Exercise task:
Lines before the one containing "What does this" are excluded. Repeat that line and every line after it, exactly.

|---|

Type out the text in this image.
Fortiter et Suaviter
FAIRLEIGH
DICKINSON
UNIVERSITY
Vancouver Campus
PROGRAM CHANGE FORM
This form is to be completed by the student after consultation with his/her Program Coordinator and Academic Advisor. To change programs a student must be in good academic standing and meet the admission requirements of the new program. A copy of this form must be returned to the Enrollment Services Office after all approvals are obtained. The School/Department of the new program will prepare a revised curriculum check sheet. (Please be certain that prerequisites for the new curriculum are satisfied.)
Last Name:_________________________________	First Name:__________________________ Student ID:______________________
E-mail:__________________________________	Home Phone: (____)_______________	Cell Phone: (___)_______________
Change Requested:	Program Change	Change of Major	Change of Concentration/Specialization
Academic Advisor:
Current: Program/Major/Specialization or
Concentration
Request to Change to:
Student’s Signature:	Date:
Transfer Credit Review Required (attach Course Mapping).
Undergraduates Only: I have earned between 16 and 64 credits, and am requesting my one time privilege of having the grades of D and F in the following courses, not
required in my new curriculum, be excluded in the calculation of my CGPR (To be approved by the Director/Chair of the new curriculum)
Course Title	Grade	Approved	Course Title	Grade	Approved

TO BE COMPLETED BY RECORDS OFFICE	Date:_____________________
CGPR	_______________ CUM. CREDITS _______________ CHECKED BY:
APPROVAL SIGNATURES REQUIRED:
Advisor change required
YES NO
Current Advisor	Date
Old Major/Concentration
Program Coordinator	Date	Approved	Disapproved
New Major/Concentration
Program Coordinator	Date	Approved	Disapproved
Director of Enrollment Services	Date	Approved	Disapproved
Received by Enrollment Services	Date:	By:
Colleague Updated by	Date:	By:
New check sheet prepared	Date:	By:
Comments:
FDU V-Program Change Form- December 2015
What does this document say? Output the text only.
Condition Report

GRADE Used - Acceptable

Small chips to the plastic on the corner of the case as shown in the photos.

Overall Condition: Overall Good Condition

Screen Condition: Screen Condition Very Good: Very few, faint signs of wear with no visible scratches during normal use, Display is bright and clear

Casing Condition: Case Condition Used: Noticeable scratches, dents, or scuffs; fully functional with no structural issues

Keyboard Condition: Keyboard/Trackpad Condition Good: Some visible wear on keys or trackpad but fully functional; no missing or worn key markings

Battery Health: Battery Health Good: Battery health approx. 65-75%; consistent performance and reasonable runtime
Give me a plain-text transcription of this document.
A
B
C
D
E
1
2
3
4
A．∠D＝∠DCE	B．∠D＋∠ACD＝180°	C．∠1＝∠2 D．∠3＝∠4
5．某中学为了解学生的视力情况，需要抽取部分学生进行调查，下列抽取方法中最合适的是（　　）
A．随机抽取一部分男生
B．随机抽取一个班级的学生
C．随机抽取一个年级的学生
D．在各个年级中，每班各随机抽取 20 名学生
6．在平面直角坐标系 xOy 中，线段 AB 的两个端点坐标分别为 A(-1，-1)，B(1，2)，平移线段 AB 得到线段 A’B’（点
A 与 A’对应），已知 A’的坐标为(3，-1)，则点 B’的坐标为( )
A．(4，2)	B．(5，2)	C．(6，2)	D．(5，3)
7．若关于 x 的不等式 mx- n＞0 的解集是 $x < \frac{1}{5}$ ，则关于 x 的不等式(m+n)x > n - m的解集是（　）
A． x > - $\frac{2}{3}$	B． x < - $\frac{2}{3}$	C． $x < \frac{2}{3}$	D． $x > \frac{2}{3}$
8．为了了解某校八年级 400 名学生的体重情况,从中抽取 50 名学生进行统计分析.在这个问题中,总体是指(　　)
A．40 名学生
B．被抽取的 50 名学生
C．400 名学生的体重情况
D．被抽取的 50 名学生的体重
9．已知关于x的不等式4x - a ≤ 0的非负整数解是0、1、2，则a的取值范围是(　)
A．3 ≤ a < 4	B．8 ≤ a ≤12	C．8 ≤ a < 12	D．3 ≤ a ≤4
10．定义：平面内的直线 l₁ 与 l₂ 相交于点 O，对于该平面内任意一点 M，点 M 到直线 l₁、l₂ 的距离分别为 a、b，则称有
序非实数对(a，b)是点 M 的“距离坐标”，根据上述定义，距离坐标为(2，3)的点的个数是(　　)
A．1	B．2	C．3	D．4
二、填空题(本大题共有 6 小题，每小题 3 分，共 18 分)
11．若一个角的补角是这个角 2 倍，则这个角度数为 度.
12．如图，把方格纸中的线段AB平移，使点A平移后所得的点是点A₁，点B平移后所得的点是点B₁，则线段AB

|---|

Result for this exercise:
What does this document say? Output the text only.
Condition Report

GRADE Used - Acceptable

Small chips to the plastic on the corner of the case as shown in the photos.

Overall Condition: Overall Good Condition

Screen Condition: Screen Condition Very Good: Very few, faint signs of wear with no visible scratches during normal use, Display is bright and clear

Casing Condition: Case Condition Used: Noticeable scratches, dents, or scuffs; fully functional with no structural issues

Keyboard Condition: Keyboard/Trackpad Condition Good: Some visible wear on keys or trackpad but fully functional; no missing or worn key markings

Battery Health: Battery Health Good: Battery health approx. 65-75%; consistent performance and reasonable runtime
Give me a plain-text transcription of this document.
A
B
C
D
E
1
2
3
4
A．∠D＝∠DCE	B．∠D＋∠ACD＝180°	C．∠1＝∠2 D．∠3＝∠4
5．某中学为了解学生的视力情况，需要抽取部分学生进行调查，下列抽取方法中最合适的是（　　）
A．随机抽取一部分男生
B．随机抽取一个班级的学生
C．随机抽取一个年级的学生
D．在各个年级中，每班各随机抽取 20 名学生
6．在平面直角坐标系 xOy 中，线段 AB 的两个端点坐标分别为 A(-1，-1)，B(1，2)，平移线段 AB 得到线段 A’B’（点
A 与 A’对应），已知 A’的坐标为(3，-1)，则点 B’的坐标为( )
A．(4，2)	B．(5，2)	C．(6，2)	D．(5，3)
7．若关于 x 的不等式 mx- n＞0 的解集是 $x < \frac{1}{5}$ ，则关于 x 的不等式(m+n)x > n - m的解集是（　）
A． x > - $\frac{2}{3}$	B． x < - $\frac{2}{3}$	C． $x < \frac{2}{3}$	D． $x > \frac{2}{3}$
8．为了了解某校八年级 400 名学生的体重情况,从中抽取 50 名学生进行统计分析.在这个问题中,总体是指(　　)
A．40 名学生
B．被抽取的 50 名学生
C．400 名学生的体重情况
D．被抽取的 50 名学生的体重
9．已知关于x的不等式4x - a ≤ 0的非负整数解是0、1、2，则a的取值范围是(　)
A．3 ≤ a < 4	B．8 ≤ a ≤12	C．8 ≤ a < 12	D．3 ≤ a ≤4
10．定义：平面内的直线 l₁ 与 l₂ 相交于点 O，对于该平面内任意一点 M，点 M 到直线 l₁、l₂ 的距离分别为 a、b，则称有
序非实数对(a，b)是点 M 的“距离坐标”，根据上述定义，距离坐标为(2，3)的点的个数是(　　)
A．1	B．2	C．3	D．4
二、填空题(本大题共有 6 小题，每小题 3 分，共 18 分)
11．若一个角的补角是这个角 2 倍，则这个角度数为 度.
12．如图，把方格纸中的线段AB平移，使点A平移后所得的点是点A₁，点B平移后所得的点是点B₁，则线段AB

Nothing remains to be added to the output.